[Figure dataset records]
══════════════════════════════
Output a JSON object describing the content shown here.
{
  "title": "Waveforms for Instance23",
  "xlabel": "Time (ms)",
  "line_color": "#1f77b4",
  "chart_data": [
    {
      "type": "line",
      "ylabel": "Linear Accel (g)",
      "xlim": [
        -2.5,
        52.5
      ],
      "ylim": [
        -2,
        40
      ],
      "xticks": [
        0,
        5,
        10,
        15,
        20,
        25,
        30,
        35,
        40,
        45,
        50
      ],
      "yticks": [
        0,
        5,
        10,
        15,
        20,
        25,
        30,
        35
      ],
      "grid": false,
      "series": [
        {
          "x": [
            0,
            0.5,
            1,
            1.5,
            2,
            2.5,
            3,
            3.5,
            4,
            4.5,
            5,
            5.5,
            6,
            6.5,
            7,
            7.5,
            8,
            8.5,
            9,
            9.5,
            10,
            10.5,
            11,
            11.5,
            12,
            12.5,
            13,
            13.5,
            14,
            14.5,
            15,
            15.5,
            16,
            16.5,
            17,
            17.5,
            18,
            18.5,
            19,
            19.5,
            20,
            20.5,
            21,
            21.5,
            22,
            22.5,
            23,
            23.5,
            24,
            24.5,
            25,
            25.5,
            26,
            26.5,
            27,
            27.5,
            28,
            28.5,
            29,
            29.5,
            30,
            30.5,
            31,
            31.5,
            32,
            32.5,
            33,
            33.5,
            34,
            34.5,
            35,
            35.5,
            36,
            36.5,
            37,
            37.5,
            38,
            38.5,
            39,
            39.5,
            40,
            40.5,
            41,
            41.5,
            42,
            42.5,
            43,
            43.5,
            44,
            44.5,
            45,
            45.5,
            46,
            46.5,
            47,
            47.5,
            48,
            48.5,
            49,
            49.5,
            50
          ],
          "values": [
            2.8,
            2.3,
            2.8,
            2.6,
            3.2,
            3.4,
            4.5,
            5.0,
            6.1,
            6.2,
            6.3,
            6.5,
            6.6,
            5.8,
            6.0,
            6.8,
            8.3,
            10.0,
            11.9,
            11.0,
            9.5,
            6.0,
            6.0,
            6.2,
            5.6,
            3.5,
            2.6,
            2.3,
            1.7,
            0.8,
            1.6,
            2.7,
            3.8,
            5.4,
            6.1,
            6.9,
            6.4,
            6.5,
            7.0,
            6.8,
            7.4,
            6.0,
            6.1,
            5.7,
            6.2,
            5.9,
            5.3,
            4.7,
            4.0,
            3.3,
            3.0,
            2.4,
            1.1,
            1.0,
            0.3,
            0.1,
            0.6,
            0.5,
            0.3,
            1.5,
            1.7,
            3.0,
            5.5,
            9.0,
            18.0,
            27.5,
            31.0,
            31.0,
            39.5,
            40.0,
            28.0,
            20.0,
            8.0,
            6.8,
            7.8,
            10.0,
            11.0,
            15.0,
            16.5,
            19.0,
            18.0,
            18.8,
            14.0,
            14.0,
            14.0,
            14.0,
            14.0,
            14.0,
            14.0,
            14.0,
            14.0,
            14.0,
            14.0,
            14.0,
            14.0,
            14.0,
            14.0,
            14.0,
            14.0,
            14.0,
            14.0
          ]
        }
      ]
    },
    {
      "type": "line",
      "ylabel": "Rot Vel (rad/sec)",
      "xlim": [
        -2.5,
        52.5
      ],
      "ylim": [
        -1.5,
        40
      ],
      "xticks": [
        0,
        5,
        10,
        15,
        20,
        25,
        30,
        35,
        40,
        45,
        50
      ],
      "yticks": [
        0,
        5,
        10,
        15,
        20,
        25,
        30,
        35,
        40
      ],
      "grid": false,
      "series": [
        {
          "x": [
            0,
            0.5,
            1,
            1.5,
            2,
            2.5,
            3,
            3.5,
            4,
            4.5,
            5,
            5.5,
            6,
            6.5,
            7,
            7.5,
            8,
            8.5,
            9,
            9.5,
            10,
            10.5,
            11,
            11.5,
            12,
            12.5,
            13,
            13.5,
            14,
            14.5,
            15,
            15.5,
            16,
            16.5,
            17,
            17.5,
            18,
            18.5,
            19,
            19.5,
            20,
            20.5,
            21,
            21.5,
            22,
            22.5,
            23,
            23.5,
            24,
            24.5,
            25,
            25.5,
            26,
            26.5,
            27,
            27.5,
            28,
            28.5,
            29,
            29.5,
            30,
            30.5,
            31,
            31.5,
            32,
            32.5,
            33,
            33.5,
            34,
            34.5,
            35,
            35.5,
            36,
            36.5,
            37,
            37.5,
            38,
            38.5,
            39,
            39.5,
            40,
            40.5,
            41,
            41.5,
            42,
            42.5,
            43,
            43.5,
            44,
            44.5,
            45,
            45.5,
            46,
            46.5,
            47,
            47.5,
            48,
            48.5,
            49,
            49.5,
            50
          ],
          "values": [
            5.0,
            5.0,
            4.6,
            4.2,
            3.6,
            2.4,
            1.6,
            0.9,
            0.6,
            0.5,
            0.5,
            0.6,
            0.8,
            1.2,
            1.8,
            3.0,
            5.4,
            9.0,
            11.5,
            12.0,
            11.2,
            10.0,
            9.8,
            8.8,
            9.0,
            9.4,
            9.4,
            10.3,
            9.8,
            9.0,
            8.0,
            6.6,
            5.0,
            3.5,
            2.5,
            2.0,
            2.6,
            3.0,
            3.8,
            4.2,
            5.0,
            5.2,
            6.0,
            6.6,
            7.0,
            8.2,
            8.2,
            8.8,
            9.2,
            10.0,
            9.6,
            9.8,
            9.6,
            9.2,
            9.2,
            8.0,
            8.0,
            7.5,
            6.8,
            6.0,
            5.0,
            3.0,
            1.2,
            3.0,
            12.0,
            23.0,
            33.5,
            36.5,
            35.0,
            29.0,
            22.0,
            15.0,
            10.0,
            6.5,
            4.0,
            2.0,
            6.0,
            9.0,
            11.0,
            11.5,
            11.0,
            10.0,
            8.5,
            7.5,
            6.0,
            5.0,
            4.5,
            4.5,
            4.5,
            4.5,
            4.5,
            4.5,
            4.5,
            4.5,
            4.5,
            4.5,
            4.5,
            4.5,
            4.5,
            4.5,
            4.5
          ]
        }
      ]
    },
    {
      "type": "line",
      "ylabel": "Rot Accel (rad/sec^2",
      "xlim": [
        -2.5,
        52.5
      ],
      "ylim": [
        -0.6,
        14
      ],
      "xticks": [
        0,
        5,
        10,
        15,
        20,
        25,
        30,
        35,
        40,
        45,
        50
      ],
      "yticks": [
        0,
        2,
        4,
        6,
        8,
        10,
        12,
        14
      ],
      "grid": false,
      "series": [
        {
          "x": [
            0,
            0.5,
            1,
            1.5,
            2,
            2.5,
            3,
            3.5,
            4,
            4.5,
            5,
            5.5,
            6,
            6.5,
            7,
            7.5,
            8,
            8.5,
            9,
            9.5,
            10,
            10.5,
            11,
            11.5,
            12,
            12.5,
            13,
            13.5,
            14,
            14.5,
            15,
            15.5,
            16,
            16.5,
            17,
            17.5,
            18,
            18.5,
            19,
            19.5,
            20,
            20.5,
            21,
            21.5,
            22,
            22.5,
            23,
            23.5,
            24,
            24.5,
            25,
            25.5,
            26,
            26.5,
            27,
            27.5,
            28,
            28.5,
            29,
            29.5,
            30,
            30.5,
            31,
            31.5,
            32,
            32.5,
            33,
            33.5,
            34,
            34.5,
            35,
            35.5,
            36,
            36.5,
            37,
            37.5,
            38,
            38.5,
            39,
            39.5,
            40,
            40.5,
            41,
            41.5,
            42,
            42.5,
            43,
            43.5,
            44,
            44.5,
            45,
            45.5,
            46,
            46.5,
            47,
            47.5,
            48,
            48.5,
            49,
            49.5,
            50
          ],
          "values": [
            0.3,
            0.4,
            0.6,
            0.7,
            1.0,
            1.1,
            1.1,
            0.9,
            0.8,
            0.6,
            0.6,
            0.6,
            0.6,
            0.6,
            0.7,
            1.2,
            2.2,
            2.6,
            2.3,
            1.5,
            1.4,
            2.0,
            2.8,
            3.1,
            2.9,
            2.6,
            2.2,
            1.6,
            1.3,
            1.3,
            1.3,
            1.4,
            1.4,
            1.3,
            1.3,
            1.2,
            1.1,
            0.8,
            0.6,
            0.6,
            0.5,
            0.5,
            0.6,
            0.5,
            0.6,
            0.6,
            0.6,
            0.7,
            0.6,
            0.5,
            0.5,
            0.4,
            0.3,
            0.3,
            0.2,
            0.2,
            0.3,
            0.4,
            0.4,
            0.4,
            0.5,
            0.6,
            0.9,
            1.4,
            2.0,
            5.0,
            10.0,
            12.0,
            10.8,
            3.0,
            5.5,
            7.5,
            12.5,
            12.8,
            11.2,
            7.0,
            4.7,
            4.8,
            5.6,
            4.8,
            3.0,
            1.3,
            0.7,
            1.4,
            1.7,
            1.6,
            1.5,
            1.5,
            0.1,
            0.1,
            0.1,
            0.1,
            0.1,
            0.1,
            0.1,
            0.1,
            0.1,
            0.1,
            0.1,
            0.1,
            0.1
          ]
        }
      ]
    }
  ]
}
══════════════════════════════
**Directions**
Using the listing above, pick out each line that contains the word "Accel", then copy it.

**Task solution**
      "ylabel": "Linear Accel (g)",
      "ylabel": "Rot Accel (rad/sec^2",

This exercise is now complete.